▸ Directive:
Pictures don't belong in the copy. Set down the lines from the one containing "What's the underlying" through the last line, exactly as they are.

* Start *

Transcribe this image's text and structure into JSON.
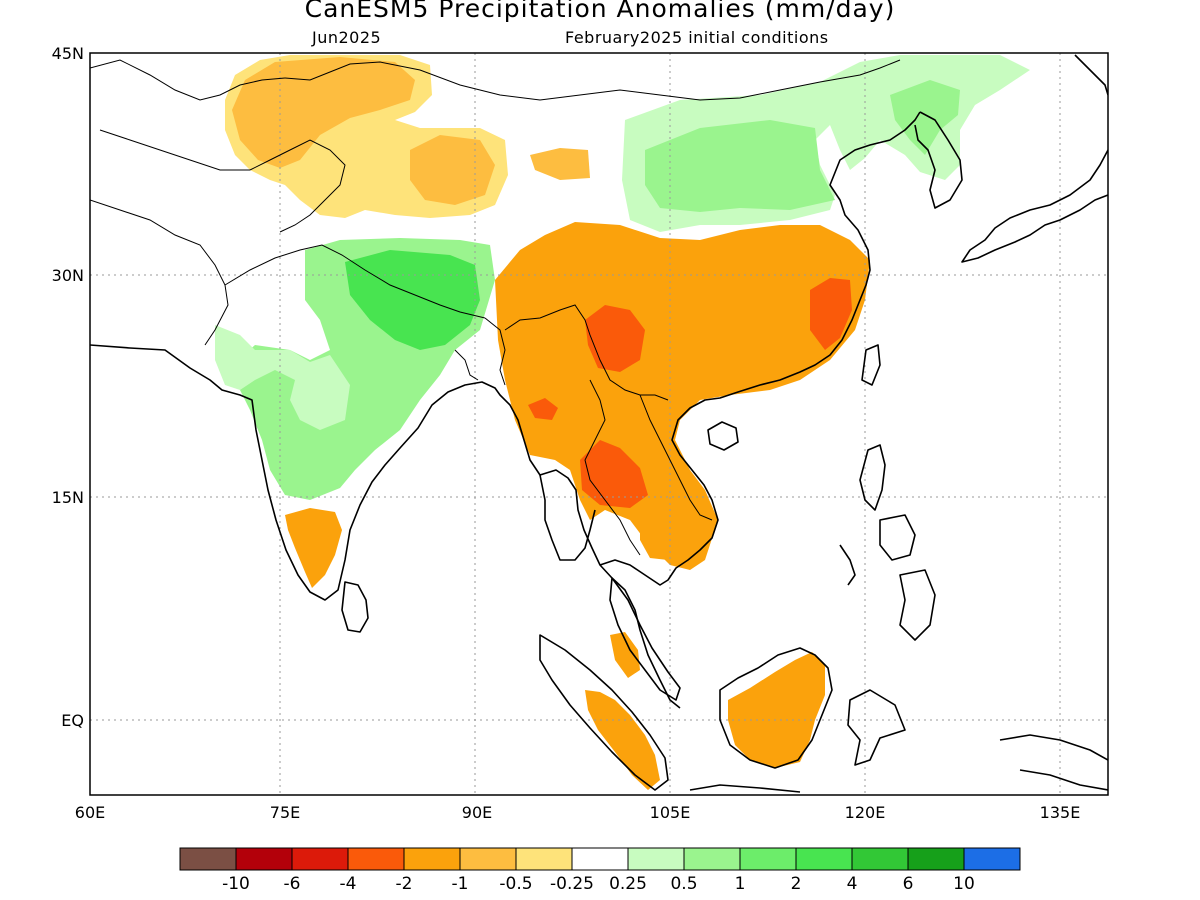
{
  "title": "CanESM5 Precipitation Anomalies (mm/day)",
  "valid_month": "Jun2025",
  "init_conditions": "February2025 initial conditions",
  "lon_ticks": [
    "60E",
    "75E",
    "90E",
    "105E",
    "120E",
    "135E"
  ],
  "lat_ticks": [
    "45N",
    "30N",
    "15N",
    "EQ"
  ],
  "colorbar": {
    "labels": [
      "-10",
      "-6",
      "-4",
      "-2",
      "-1",
      "-0.5",
      "-0.25",
      "0.25",
      "0.5",
      "1",
      "2",
      "4",
      "6",
      "10"
    ],
    "colors": [
      "#7b4f44",
      "#b3000a",
      "#dc1a0a",
      "#fa5a0a",
      "#fba20c",
      "#fdbd40",
      "#fee37a",
      "#ffffff",
      "#c8fcc0",
      "#9af48e",
      "#6ced6a",
      "#48e450",
      "#32c836",
      "#16a01a",
      "#1c6ee6"
    ]
  },
  "anomaly_regions": [
    {
      "name": "northwest-dry",
      "color": "#fee37a"
    },
    {
      "name": "northwest-dry-core",
      "color": "#fdbd40"
    },
    {
      "name": "tibet-dry",
      "color": "#fdbd40"
    },
    {
      "name": "north-china-wet",
      "color": "#c8fcc0"
    },
    {
      "name": "north-china-wet-core",
      "color": "#9af48e"
    },
    {
      "name": "himalaya-wet",
      "color": "#9af48e"
    },
    {
      "name": "himalaya-wet-core",
      "color": "#48e450"
    },
    {
      "name": "india-wet",
      "color": "#c8fcc0"
    },
    {
      "name": "south-china-dry",
      "color": "#fba20c"
    },
    {
      "name": "south-china-dry-core",
      "color": "#fa5a0a"
    },
    {
      "name": "indochina-dry",
      "color": "#fba20c"
    },
    {
      "name": "borneo-dry",
      "color": "#fba20c"
    },
    {
      "name": "sumatra-dry",
      "color": "#fba20c"
    },
    {
      "name": "south-india-dry",
      "color": "#fba20c"
    }
  ]
}
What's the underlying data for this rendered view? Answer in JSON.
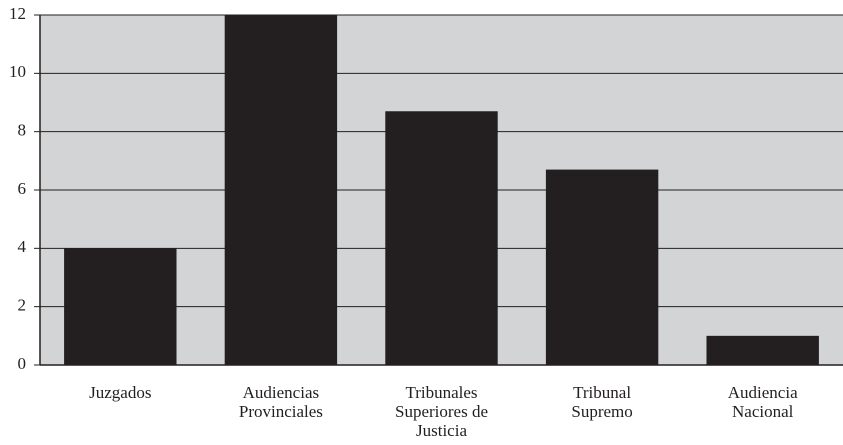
{
  "chart_data": {
    "type": "bar",
    "categories": [
      "Juzgados",
      "Audiencias Provinciales",
      "Tribunales Superiores de Justicia",
      "Tribunal Supremo",
      "Audiencia Nacional"
    ],
    "values": [
      4.0,
      12.0,
      8.7,
      6.7,
      1.0
    ],
    "color": "#231f20",
    "ylim": [
      0,
      12
    ],
    "yticks": [
      0,
      2,
      4,
      6,
      8,
      10,
      12
    ],
    "grid": true
  }
}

* End *

▸ Output for this task:
What's the underlying data for this rendered view? Answer in JSON.
{
  "chart_data": {
    "type": "bar",
    "categories": [
      "Juzgados",
      "Audiencias Provinciales",
      "Tribunales Superiores de Justicia",
      "Tribunal Supremo",
      "Audiencia Nacional"
    ],
    "values": [
      4.0,
      12.0,
      8.7,
      6.7,
      1.0
    ],
    "color": "#231f20",
    "ylim": [
      0,
      12
    ],
    "yticks": [
      0,
      2,
      4,
      6,
      8,
      10,
      12
    ],
    "grid": true
  }
}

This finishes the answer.